• **Directive**: Every line holding the word "basal" counts once. Give the total, nothing more.

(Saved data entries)
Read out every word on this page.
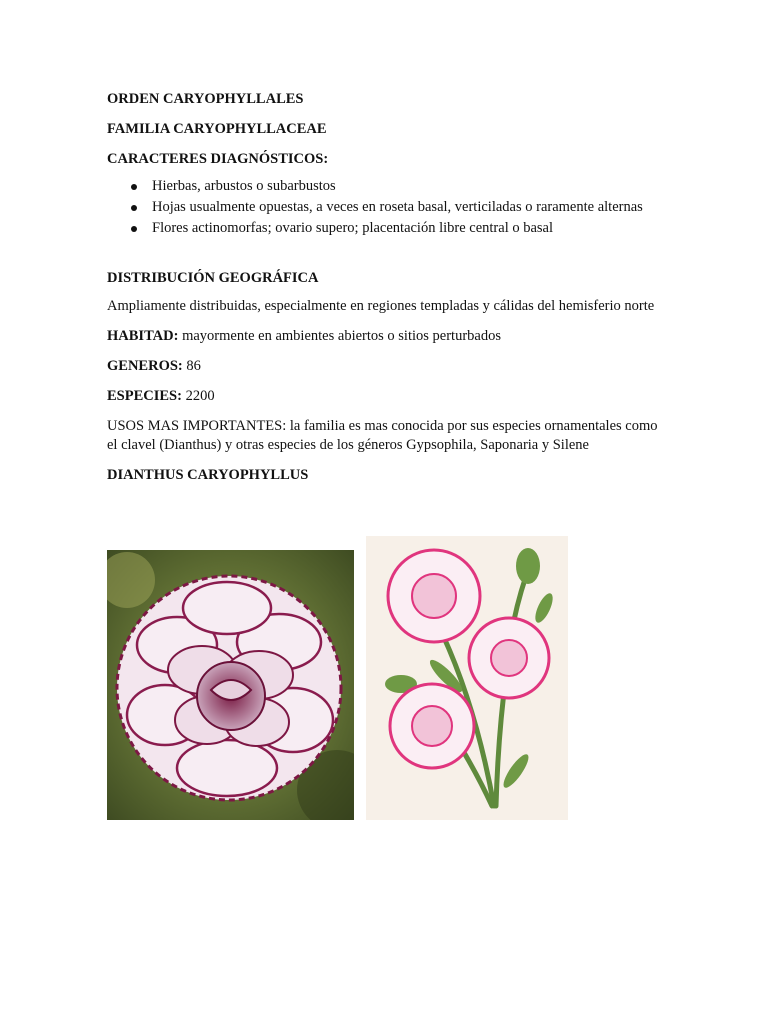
ORDEN CARYOPHYLLALES

FAMILIA CARYOPHYLLACEAE

CARACTERES DIAGNÓSTICOS:

Hierbas, arbustos o subarbustos
Hojas usualmente opuestas, a veces en roseta basal, verticiladas o raramente alternas
Flores actinomorfas; ovario supero; placentación libre central o basal

DISTRIBUCIÓN GEOGRÁFICA

Ampliamente distribuidas, especialmente en regiones templadas y cálidas del hemisferio norte

HABITAD: mayormente en ambientes abiertos o sitios perturbados

GENEROS: 86

ESPECIES: 2200

USOS MAS IMPORTANTES: la familia es mas conocida por sus especies ornamentales como el clavel (Dianthus) y otras especies de los géneros Gypsophila, Saponaria y Silene

DIANTHUS CARYOPHYLLUS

• **Output below**: 2